◆ **Input for this task**
########

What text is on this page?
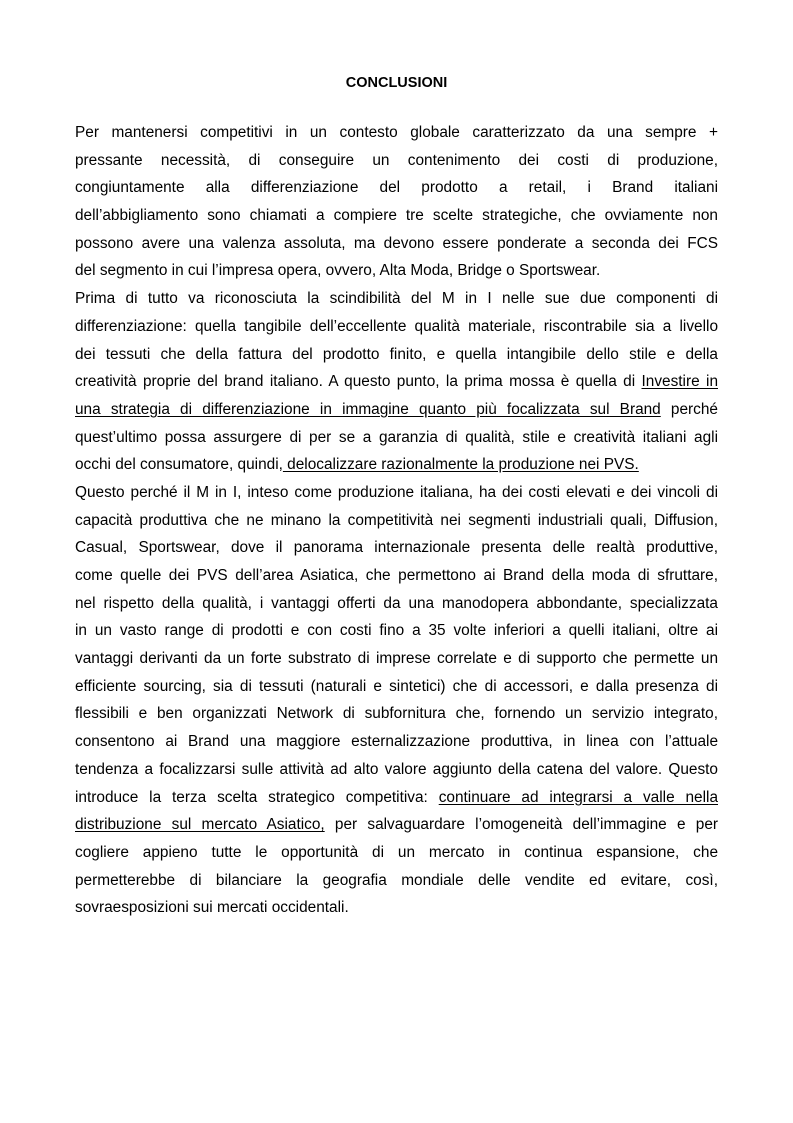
CONCLUSIONI
Per mantenersi competitivi in un contesto globale caratterizzato da una sempre +
pressante necessità, di conseguire un contenimento dei costi di produzione,
congiuntamente alla differenziazione del prodotto a retail, i Brand italiani
dell’abbigliamento sono chiamati a compiere tre scelte strategiche, che ovviamente non
possono avere una valenza assoluta, ma devono essere ponderate a seconda dei FCS
del segmento in cui l’impresa opera, ovvero, Alta Moda, Bridge o Sportswear.
Prima di tutto va riconosciuta la scindibilità del M in I nelle sue due componenti di
differenziazione: quella tangibile dell’eccellente qualità materiale, riscontrabile sia a livello
dei tessuti che della fattura del prodotto finito, e quella intangibile dello stile e della
creatività proprie del brand italiano. A questo punto, la prima mossa è quella di Investire in
una strategia di differenziazione in immagine quanto più focalizzata sul Brand perché
quest’ultimo possa assurgere di per se a garanzia di qualità, stile e creatività italiani agli
occhi del consumatore, quindi, delocalizzare razionalmente la produzione nei PVS.
Questo perché il M in I, inteso come produzione italiana, ha dei costi elevati e dei vincoli di
capacità produttiva che ne minano la competitività nei segmenti industriali quali, Diffusion,
Casual, Sportswear, dove il panorama internazionale presenta delle realtà produttive,
come quelle dei PVS dell’area Asiatica, che permettono ai Brand della moda di sfruttare,
nel rispetto della qualità, i vantaggi offerti da una manodopera abbondante, specializzata
in un vasto range di prodotti e con costi fino a 35 volte inferiori a quelli italiani, oltre ai
vantaggi derivanti da un forte substrato di imprese correlate e di supporto che permette un
efficiente sourcing, sia di tessuti (naturali e sintetici) che di accessori, e dalla presenza di
flessibili e ben organizzati Network di subfornitura che, fornendo un servizio integrato,
consentono ai Brand una maggiore esternalizzazione produttiva, in linea con l’attuale
tendenza a focalizzarsi sulle attività ad alto valore aggiunto della catena del valore. Questo
introduce la terza scelta strategico competitiva: continuare ad integrarsi a valle nella
distribuzione sul mercato Asiatico, per salvaguardare l’omogeneità dell’immagine e per
cogliere appieno tutte le opportunità di un mercato in continua espansione, che
permetterebbe di bilanciare la geografia mondiale delle vendite ed evitare, così,
sovraesposizioni sui mercati occidentali.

########

◆ **Exercise directions**
Take the data above and repeat it exactly, leaving each picture out.

◆ **The solution**
What text is on this page?
CONCLUSIONI
Per mantenersi competitivi in un contesto globale caratterizzato da una sempre +
pressante necessità, di conseguire un contenimento dei costi di produzione,
congiuntamente alla differenziazione del prodotto a retail, i Brand italiani
dell’abbigliamento sono chiamati a compiere tre scelte strategiche, che ovviamente non
possono avere una valenza assoluta, ma devono essere ponderate a seconda dei FCS
del segmento in cui l’impresa opera, ovvero, Alta Moda, Bridge o Sportswear.
Prima di tutto va riconosciuta la scindibilità del M in I nelle sue due componenti di
differenziazione: quella tangibile dell’eccellente qualità materiale, riscontrabile sia a livello
dei tessuti che della fattura del prodotto finito, e quella intangibile dello stile e della
creatività proprie del brand italiano. A questo punto, la prima mossa è quella di Investire in
una strategia di differenziazione in immagine quanto più focalizzata sul Brand perché
quest’ultimo possa assurgere di per se a garanzia di qualità, stile e creatività italiani agli
occhi del consumatore, quindi, delocalizzare razionalmente la produzione nei PVS.
Questo perché il M in I, inteso come produzione italiana, ha dei costi elevati e dei vincoli di
capacità produttiva che ne minano la competitività nei segmenti industriali quali, Diffusion,
Casual, Sportswear, dove il panorama internazionale presenta delle realtà produttive,
come quelle dei PVS dell’area Asiatica, che permettono ai Brand della moda di sfruttare,
nel rispetto della qualità, i vantaggi offerti da una manodopera abbondante, specializzata
in un vasto range di prodotti e con costi fino a 35 volte inferiori a quelli italiani, oltre ai
vantaggi derivanti da un forte substrato di imprese correlate e di supporto che permette un
efficiente sourcing, sia di tessuti (naturali e sintetici) che di accessori, e dalla presenza di
flessibili e ben organizzati Network di subfornitura che, fornendo un servizio integrato,
consentono ai Brand una maggiore esternalizzazione produttiva, in linea con l’attuale
tendenza a focalizzarsi sulle attività ad alto valore aggiunto della catena del valore. Questo
introduce la terza scelta strategico competitiva: continuare ad integrarsi a valle nella
distribuzione sul mercato Asiatico, per salvaguardare l’omogeneità dell’immagine e per
cogliere appieno tutte le opportunità di un mercato in continua espansione, che
permetterebbe di bilanciare la geografia mondiale delle vendite ed evitare, così,
sovraesposizioni sui mercati occidentali.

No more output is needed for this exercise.